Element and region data
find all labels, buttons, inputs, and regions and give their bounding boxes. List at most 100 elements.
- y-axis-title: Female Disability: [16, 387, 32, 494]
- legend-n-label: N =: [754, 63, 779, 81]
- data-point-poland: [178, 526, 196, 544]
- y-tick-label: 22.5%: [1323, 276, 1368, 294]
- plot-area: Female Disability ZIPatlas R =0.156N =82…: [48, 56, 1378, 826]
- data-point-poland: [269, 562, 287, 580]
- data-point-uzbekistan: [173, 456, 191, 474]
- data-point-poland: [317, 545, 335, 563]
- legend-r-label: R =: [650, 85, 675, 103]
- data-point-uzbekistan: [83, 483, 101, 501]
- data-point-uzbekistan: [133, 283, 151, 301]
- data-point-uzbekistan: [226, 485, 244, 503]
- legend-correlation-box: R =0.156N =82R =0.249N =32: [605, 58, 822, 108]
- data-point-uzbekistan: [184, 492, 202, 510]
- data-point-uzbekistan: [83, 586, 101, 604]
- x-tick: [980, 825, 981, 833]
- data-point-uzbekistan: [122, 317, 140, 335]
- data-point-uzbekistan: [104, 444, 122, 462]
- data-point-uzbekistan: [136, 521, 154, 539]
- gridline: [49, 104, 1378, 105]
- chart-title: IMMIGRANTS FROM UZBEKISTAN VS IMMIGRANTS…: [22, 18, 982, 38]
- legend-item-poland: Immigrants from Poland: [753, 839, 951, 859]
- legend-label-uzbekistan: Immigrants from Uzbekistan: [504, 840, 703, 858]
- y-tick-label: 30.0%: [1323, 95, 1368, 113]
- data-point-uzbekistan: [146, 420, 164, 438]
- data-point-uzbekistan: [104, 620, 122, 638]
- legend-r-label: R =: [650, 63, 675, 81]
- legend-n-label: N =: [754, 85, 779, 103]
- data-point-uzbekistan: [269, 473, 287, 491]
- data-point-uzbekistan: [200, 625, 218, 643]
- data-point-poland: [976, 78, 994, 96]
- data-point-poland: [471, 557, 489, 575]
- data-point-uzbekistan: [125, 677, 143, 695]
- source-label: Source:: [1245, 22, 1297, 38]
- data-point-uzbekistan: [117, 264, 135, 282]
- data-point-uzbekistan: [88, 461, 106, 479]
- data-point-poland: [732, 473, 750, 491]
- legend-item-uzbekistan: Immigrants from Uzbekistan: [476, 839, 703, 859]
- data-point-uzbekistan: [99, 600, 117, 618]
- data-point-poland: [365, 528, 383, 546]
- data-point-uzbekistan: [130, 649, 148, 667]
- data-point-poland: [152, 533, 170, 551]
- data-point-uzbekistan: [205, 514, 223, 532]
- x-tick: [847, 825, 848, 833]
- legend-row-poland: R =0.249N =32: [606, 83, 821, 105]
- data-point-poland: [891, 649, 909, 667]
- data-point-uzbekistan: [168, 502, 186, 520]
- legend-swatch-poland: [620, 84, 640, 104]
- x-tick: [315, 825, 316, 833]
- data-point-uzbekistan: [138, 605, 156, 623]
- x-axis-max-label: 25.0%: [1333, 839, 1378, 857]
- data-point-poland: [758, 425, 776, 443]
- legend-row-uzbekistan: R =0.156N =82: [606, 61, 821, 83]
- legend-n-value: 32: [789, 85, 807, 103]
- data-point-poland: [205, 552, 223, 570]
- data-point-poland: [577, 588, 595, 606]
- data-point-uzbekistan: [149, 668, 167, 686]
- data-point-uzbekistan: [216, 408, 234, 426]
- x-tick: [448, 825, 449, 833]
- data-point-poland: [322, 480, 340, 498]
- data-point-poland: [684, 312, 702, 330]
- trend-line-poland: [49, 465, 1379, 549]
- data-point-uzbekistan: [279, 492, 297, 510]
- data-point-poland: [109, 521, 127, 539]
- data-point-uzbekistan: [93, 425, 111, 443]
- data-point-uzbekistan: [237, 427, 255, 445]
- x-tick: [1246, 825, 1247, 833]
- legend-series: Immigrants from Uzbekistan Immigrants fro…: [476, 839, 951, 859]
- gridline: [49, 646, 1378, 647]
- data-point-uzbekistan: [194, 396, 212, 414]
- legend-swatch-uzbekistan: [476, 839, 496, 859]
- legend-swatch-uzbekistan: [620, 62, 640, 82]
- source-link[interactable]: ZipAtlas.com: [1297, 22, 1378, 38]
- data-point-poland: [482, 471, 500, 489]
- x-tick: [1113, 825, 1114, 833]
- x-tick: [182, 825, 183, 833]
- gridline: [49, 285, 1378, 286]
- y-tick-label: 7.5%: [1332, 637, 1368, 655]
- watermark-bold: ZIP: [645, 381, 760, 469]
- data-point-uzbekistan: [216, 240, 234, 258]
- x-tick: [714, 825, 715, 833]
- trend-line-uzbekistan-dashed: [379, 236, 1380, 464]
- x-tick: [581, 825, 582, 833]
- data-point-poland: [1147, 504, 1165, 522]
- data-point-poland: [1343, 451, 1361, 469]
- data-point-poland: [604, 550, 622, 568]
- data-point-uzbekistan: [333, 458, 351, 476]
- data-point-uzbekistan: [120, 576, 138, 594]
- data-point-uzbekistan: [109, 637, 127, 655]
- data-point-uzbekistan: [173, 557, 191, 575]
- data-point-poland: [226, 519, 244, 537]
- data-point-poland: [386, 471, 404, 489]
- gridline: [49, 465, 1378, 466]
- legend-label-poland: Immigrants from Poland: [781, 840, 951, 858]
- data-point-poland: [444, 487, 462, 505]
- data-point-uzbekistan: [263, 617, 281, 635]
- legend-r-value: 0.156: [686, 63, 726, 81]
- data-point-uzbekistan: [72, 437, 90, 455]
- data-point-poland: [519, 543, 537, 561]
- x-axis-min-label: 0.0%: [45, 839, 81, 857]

» **Description of the task**
Could you copy every line of the material above word for word, keeping the original order?

» **Response to the task**
find all labels, buttons, inputs, and regions and give their bounding boxes. List at most 100 elements.
- y-axis-title: Female Disability: [16, 387, 32, 494]
- legend-n-label: N =: [754, 63, 779, 81]
- data-point-poland: [178, 526, 196, 544]
- y-tick-label: 22.5%: [1323, 276, 1368, 294]
- plot-area: Female Disability ZIPatlas R =0.156N =82…: [48, 56, 1378, 826]
- data-point-poland: [269, 562, 287, 580]
- data-point-uzbekistan: [173, 456, 191, 474]
- data-point-poland: [317, 545, 335, 563]
- legend-r-label: R =: [650, 85, 675, 103]
- data-point-uzbekistan: [83, 483, 101, 501]
- data-point-uzbekistan: [133, 283, 151, 301]
- data-point-uzbekistan: [226, 485, 244, 503]
- legend-correlation-box: R =0.156N =82R =0.249N =32: [605, 58, 822, 108]
- data-point-uzbekistan: [184, 492, 202, 510]
- data-point-uzbekistan: [83, 586, 101, 604]
- x-tick: [980, 825, 981, 833]
- data-point-uzbekistan: [122, 317, 140, 335]
- data-point-uzbekistan: [104, 444, 122, 462]
- data-point-uzbekistan: [136, 521, 154, 539]
- gridline: [49, 104, 1378, 105]
- chart-title: IMMIGRANTS FROM UZBEKISTAN VS IMMIGRANTS…: [22, 18, 982, 38]
- legend-item-poland: Immigrants from Poland: [753, 839, 951, 859]
- legend-label-uzbekistan: Immigrants from Uzbekistan: [504, 840, 703, 858]
- y-tick-label: 30.0%: [1323, 95, 1368, 113]
- data-point-uzbekistan: [146, 420, 164, 438]
- data-point-uzbekistan: [104, 620, 122, 638]
- legend-r-label: R =: [650, 63, 675, 81]
- legend-n-label: N =: [754, 85, 779, 103]
- data-point-uzbekistan: [269, 473, 287, 491]
- data-point-uzbekistan: [200, 625, 218, 643]
- data-point-poland: [976, 78, 994, 96]
- data-point-poland: [471, 557, 489, 575]
- data-point-uzbekistan: [125, 677, 143, 695]
- source-label: Source:: [1245, 22, 1297, 38]
- data-point-uzbekistan: [117, 264, 135, 282]
- data-point-uzbekistan: [88, 461, 106, 479]
- data-point-poland: [732, 473, 750, 491]
- legend-item-uzbekistan: Immigrants from Uzbekistan: [476, 839, 703, 859]
- data-point-uzbekistan: [99, 600, 117, 618]
- data-point-poland: [365, 528, 383, 546]
- data-point-uzbekistan: [130, 649, 148, 667]
- data-point-poland: [152, 533, 170, 551]
- data-point-uzbekistan: [205, 514, 223, 532]
- x-tick: [847, 825, 848, 833]
- legend-row-poland: R =0.249N =32: [606, 83, 821, 105]
- data-point-poland: [891, 649, 909, 667]
- data-point-uzbekistan: [168, 502, 186, 520]
- legend-swatch-poland: [620, 84, 640, 104]
- x-tick: [315, 825, 316, 833]
- data-point-uzbekistan: [138, 605, 156, 623]
- x-axis-max-label: 25.0%: [1333, 839, 1378, 857]
- data-point-poland: [758, 425, 776, 443]
- legend-row-uzbekistan: R =0.156N =82: [606, 61, 821, 83]
- legend-n-value: 32: [789, 85, 807, 103]
- data-point-poland: [205, 552, 223, 570]
- data-point-poland: [577, 588, 595, 606]
- data-point-uzbekistan: [149, 668, 167, 686]
- data-point-uzbekistan: [216, 408, 234, 426]
- x-tick: [448, 825, 449, 833]
- data-point-poland: [322, 480, 340, 498]
- data-point-poland: [684, 312, 702, 330]
- trend-line-poland: [49, 465, 1379, 549]
- data-point-uzbekistan: [279, 492, 297, 510]
- data-point-poland: [109, 521, 127, 539]
- data-point-uzbekistan: [93, 425, 111, 443]
- data-point-uzbekistan: [237, 427, 255, 445]
- x-tick: [1246, 825, 1247, 833]
- legend-series: Immigrants from Uzbekistan Immigrants fro…: [476, 839, 951, 859]
- gridline: [49, 646, 1378, 647]
- data-point-uzbekistan: [194, 396, 212, 414]
- legend-swatch-uzbekistan: [476, 839, 496, 859]
- legend-swatch-uzbekistan: [620, 62, 640, 82]
- source-link[interactable]: ZipAtlas.com: [1297, 22, 1378, 38]
- data-point-poland: [482, 471, 500, 489]
- x-tick: [1113, 825, 1114, 833]
- x-tick: [182, 825, 183, 833]
- gridline: [49, 285, 1378, 286]
- y-tick-label: 7.5%: [1332, 637, 1368, 655]
- watermark-bold: ZIP: [645, 381, 760, 469]
- data-point-uzbekistan: [216, 240, 234, 258]
- x-tick: [714, 825, 715, 833]
- trend-line-uzbekistan-dashed: [379, 236, 1380, 464]
- x-tick: [581, 825, 582, 833]
- data-point-poland: [1147, 504, 1165, 522]
- data-point-poland: [1343, 451, 1361, 469]
- data-point-poland: [604, 550, 622, 568]
- data-point-uzbekistan: [333, 458, 351, 476]
- data-point-uzbekistan: [120, 576, 138, 594]
- data-point-uzbekistan: [109, 637, 127, 655]
- data-point-uzbekistan: [173, 557, 191, 575]
- data-point-poland: [226, 519, 244, 537]
- data-point-poland: [386, 471, 404, 489]
- gridline: [49, 465, 1378, 466]
- legend-label-poland: Immigrants from Poland: [781, 840, 951, 858]
- data-point-poland: [444, 487, 462, 505]
- data-point-uzbekistan: [263, 617, 281, 635]
- legend-r-value: 0.156: [686, 63, 726, 81]
- data-point-uzbekistan: [72, 437, 90, 455]
- data-point-poland: [519, 543, 537, 561]
- x-axis-min-label: 0.0%: [45, 839, 81, 857]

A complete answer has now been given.